STATED GOAL: Reproduce each line exactly. Skip none.

EXTRACTED MATERIAL:
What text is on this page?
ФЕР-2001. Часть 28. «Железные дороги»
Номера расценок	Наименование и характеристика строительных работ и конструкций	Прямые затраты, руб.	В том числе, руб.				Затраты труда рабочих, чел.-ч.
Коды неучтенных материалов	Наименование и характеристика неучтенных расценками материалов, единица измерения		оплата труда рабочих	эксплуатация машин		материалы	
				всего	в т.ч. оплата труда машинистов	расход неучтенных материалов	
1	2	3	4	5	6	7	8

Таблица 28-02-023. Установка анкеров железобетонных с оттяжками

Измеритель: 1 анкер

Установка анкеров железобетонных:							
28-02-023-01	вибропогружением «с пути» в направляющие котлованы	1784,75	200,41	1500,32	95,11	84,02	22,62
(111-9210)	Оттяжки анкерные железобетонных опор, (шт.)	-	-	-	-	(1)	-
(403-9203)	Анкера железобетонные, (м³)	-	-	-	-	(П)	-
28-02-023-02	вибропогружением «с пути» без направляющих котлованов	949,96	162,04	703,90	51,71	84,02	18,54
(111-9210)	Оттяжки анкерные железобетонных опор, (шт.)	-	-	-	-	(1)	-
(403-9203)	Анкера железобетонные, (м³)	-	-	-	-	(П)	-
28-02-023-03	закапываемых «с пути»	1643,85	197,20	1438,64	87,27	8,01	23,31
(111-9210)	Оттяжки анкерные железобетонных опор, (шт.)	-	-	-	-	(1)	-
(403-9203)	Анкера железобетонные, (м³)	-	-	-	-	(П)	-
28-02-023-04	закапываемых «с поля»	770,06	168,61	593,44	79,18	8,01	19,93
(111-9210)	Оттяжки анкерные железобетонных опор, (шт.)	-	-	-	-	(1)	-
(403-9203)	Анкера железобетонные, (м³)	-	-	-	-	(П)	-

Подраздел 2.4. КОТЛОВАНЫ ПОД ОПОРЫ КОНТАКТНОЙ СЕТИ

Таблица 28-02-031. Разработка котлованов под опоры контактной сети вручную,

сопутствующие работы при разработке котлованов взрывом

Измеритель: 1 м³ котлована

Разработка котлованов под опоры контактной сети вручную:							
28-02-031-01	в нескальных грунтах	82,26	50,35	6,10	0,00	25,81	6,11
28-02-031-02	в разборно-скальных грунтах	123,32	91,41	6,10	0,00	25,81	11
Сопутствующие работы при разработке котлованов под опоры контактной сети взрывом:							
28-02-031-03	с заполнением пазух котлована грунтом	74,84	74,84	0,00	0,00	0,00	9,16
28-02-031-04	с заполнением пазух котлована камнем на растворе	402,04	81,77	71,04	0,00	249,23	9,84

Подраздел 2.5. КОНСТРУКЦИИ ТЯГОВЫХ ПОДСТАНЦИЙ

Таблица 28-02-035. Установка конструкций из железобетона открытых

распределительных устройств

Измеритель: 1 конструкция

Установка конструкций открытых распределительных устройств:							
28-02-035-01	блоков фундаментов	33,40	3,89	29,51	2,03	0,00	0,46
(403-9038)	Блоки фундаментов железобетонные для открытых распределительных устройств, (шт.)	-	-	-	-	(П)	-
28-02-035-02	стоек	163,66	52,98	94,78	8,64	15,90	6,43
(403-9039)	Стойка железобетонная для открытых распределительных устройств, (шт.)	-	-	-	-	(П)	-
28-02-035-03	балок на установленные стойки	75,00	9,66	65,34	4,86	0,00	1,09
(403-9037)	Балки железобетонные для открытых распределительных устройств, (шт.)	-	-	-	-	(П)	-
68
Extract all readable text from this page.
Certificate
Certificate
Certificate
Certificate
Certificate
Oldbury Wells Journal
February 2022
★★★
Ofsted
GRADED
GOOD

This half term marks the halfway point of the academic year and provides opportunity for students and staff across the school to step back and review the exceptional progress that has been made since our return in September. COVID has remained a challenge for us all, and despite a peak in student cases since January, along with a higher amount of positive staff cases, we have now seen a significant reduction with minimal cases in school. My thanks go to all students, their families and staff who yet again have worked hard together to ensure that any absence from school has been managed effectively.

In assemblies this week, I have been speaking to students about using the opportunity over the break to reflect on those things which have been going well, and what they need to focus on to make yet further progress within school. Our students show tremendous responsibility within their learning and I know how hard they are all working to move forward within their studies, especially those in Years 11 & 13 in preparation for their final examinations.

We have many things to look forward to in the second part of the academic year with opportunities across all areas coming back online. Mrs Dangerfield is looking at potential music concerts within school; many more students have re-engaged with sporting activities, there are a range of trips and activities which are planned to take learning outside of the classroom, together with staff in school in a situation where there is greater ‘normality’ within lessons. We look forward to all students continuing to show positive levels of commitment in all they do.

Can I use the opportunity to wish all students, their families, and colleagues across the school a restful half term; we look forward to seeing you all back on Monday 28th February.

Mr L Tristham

WRITTEN REPLY:
What text is on this page?
ФЕР-2001. Часть 28. «Железные дороги»
Номера расценок	Наименование и характеристика строительных работ и конструкций	Прямые затраты, руб.	В том числе, руб.				Затраты труда рабочих, чел.-ч.
Коды неучтенных материалов	Наименование и характеристика неучтенных расценками материалов, единица измерения		оплата труда рабочих	эксплуатация машин		материалы	
				всего	в т.ч. оплата труда машинистов	расход неучтенных материалов	
1	2	3	4	5	6	7	8

Таблица 28-02-023. Установка анкеров железобетонных с оттяжками

Измеритель: 1 анкер

Установка анкеров железобетонных:							
28-02-023-01	вибропогружением «с пути» в направляющие котлованы	1784,75	200,41	1500,32	95,11	84,02	22,62
(111-9210)	Оттяжки анкерные железобетонных опор, (шт.)	-	-	-	-	(1)	-
(403-9203)	Анкера железобетонные, (м³)	-	-	-	-	(П)	-
28-02-023-02	вибропогружением «с пути» без направляющих котлованов	949,96	162,04	703,90	51,71	84,02	18,54
(111-9210)	Оттяжки анкерные железобетонных опор, (шт.)	-	-	-	-	(1)	-
(403-9203)	Анкера железобетонные, (м³)	-	-	-	-	(П)	-
28-02-023-03	закапываемых «с пути»	1643,85	197,20	1438,64	87,27	8,01	23,31
(111-9210)	Оттяжки анкерные железобетонных опор, (шт.)	-	-	-	-	(1)	-
(403-9203)	Анкера железобетонные, (м³)	-	-	-	-	(П)	-
28-02-023-04	закапываемых «с поля»	770,06	168,61	593,44	79,18	8,01	19,93
(111-9210)	Оттяжки анкерные железобетонных опор, (шт.)	-	-	-	-	(1)	-
(403-9203)	Анкера железобетонные, (м³)	-	-	-	-	(П)	-

Подраздел 2.4. КОТЛОВАНЫ ПОД ОПОРЫ КОНТАКТНОЙ СЕТИ

Таблица 28-02-031. Разработка котлованов под опоры контактной сети вручную,

сопутствующие работы при разработке котлованов взрывом

Измеритель: 1 м³ котлована

Разработка котлованов под опоры контактной сети вручную:							
28-02-031-01	в нескальных грунтах	82,26	50,35	6,10	0,00	25,81	6,11
28-02-031-02	в разборно-скальных грунтах	123,32	91,41	6,10	0,00	25,81	11
Сопутствующие работы при разработке котлованов под опоры контактной сети взрывом:							
28-02-031-03	с заполнением пазух котлована грунтом	74,84	74,84	0,00	0,00	0,00	9,16
28-02-031-04	с заполнением пазух котлована камнем на растворе	402,04	81,77	71,04	0,00	249,23	9,84

Подраздел 2.5. КОНСТРУКЦИИ ТЯГОВЫХ ПОДСТАНЦИЙ

Таблица 28-02-035. Установка конструкций из железобетона открытых

распределительных устройств

Измеритель: 1 конструкция

Установка конструкций открытых распределительных устройств:							
28-02-035-01	блоков фундаментов	33,40	3,89	29,51	2,03	0,00	0,46
(403-9038)	Блоки фундаментов железобетонные для открытых распределительных устройств, (шт.)	-	-	-	-	(П)	-
28-02-035-02	стоек	163,66	52,98	94,78	8,64	15,90	6,43
(403-9039)	Стойка железобетонная для открытых распределительных устройств, (шт.)	-	-	-	-	(П)	-
28-02-035-03	балок на установленные стойки	75,00	9,66	65,34	4,86	0,00	1,09
(403-9037)	Балки железобетонные для открытых распределительных устройств, (шт.)	-	-	-	-	(П)	-
68
Extract all readable text from this page.
Certificate
Certificate
Certificate
Certificate
Certificate
Oldbury Wells Journal
February 2022
★★★
Ofsted
GRADED
GOOD

This half term marks the halfway point of the academic year and provides opportunity for students and staff across the school to step back and review the exceptional progress that has been made since our return in September. COVID has remained a challenge for us all, and despite a peak in student cases since January, along with a higher amount of positive staff cases, we have now seen a significant reduction with minimal cases in school. My thanks go to all students, their families and staff who yet again have worked hard together to ensure that any absence from school has been managed effectively.

In assemblies this week, I have been speaking to students about using the opportunity over the break to reflect on those things which have been going well, and what they need to focus on to make yet further progress within school. Our students show tremendous responsibility within their learning and I know how hard they are all working to move forward within their studies, especially those in Years 11 & 13 in preparation for their final examinations.

We have many things to look forward to in the second part of the academic year with opportunities across all areas coming back online. Mrs Dangerfield is looking at potential music concerts within school; many more students have re-engaged with sporting activities, there are a range of trips and activities which are planned to take learning outside of the classroom, together with staff in school in a situation where there is greater ‘normality’ within lessons. We look forward to all students continuing to show positive levels of commitment in all they do.

Can I use the opportunity to wish all students, their families, and colleagues across the school a restful half term; we look forward to seeing you all back on Monday 28th February.

Mr L Tristham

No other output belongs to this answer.